→ **WHAT TO PRODUCE**
Copy each line of the records that holds the string "name".

***** DATA FOR THE TASK *****

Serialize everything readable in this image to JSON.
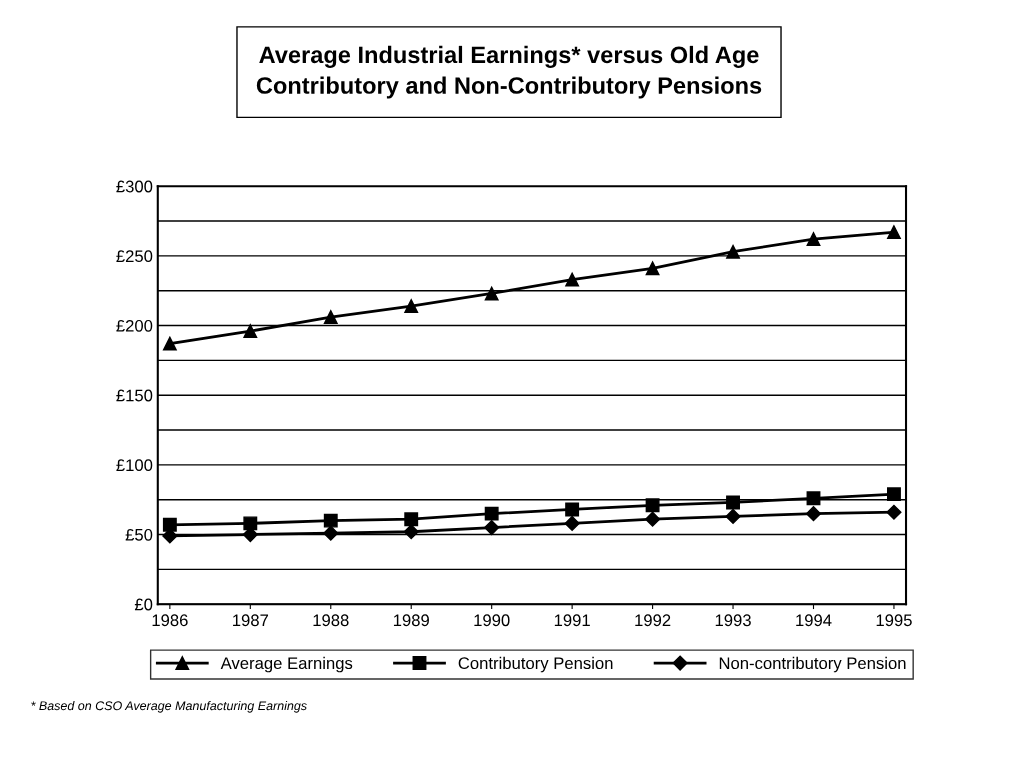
{
  "chart_data": {
    "type": "line",
    "title": "Average Industrial Earnings* versus Old Age\nContributory and Non-Contributory Pensions",
    "categories": [
      "1986",
      "1987",
      "1988",
      "1989",
      "1990",
      "1991",
      "1992",
      "1993",
      "1994",
      "1995"
    ],
    "series": [
      {
        "name": "Average Earnings",
        "color": "#000000",
        "marker": "triangle",
        "values": [
          187,
          196,
          206,
          214,
          223,
          233,
          241,
          253,
          262,
          267
        ]
      },
      {
        "name": "Contributory Pension",
        "color": "#000000",
        "marker": "square",
        "values": [
          57,
          58,
          60,
          61,
          65,
          68,
          71,
          73,
          76,
          79
        ]
      },
      {
        "name": "Non-contributory Pension",
        "color": "#000000",
        "marker": "diamond",
        "values": [
          49,
          50,
          51,
          52,
          55,
          58,
          61,
          63,
          65,
          66
        ]
      }
    ],
    "ylim": [
      0,
      300
    ],
    "yticks": [
      {
        "value": 0,
        "label": "£0"
      },
      {
        "value": 25,
        "label": null
      },
      {
        "value": 50,
        "label": "£50"
      },
      {
        "value": 75,
        "label": null
      },
      {
        "value": 100,
        "label": "£100"
      },
      {
        "value": 125,
        "label": null
      },
      {
        "value": 150,
        "label": "£150"
      },
      {
        "value": 175,
        "label": null
      },
      {
        "value": 200,
        "label": "£200"
      },
      {
        "value": 225,
        "label": null
      },
      {
        "value": 250,
        "label": "£250"
      },
      {
        "value": 275,
        "label": null
      },
      {
        "value": 300,
        "label": "£300"
      }
    ],
    "grid": "y",
    "legend": "bottom",
    "line_style": "solid",
    "annotations": [
      "* Based on CSO Average Manufacturing Earnings"
    ]
  }
}
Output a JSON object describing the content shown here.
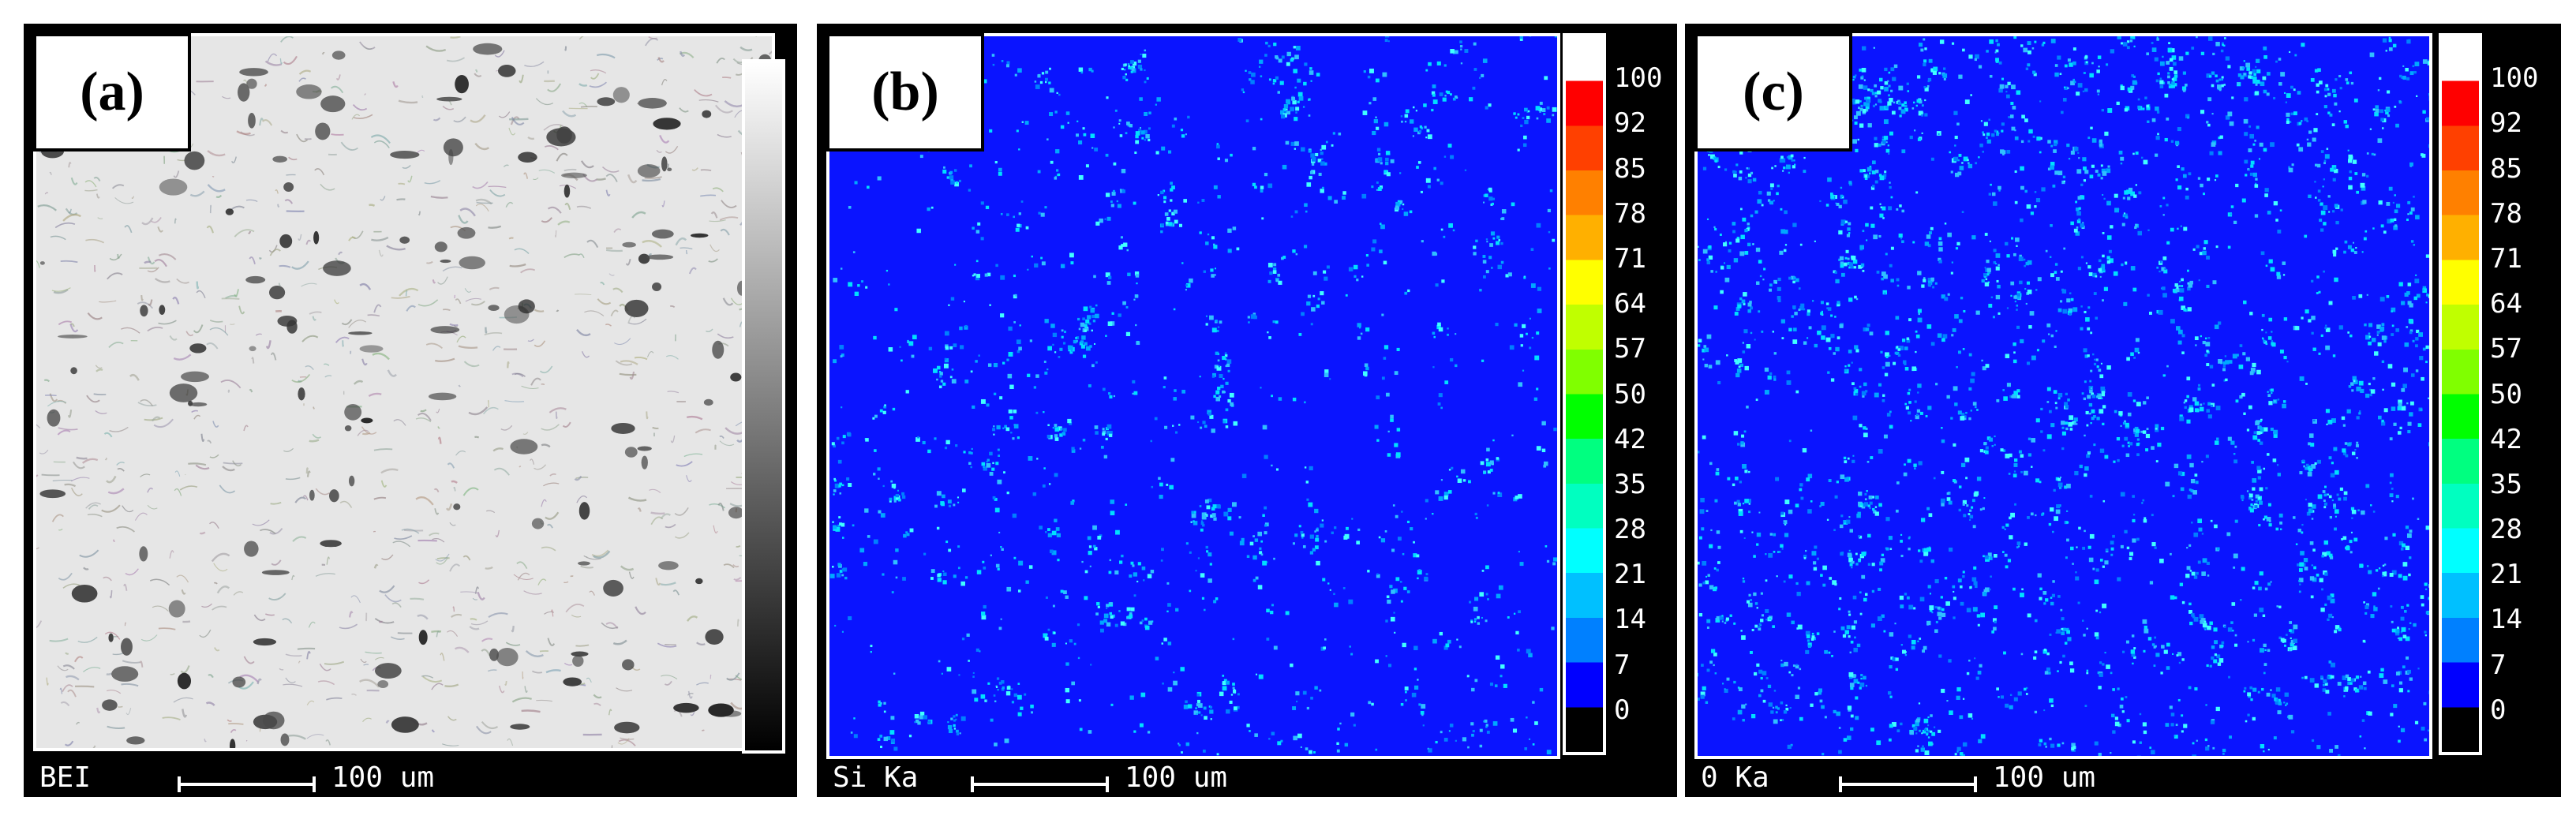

*****

→ **TASK RESULT**
        "name": "Average Earnings",
        "name": "Contributory Pension",
        "name": "Non-contributory Pension",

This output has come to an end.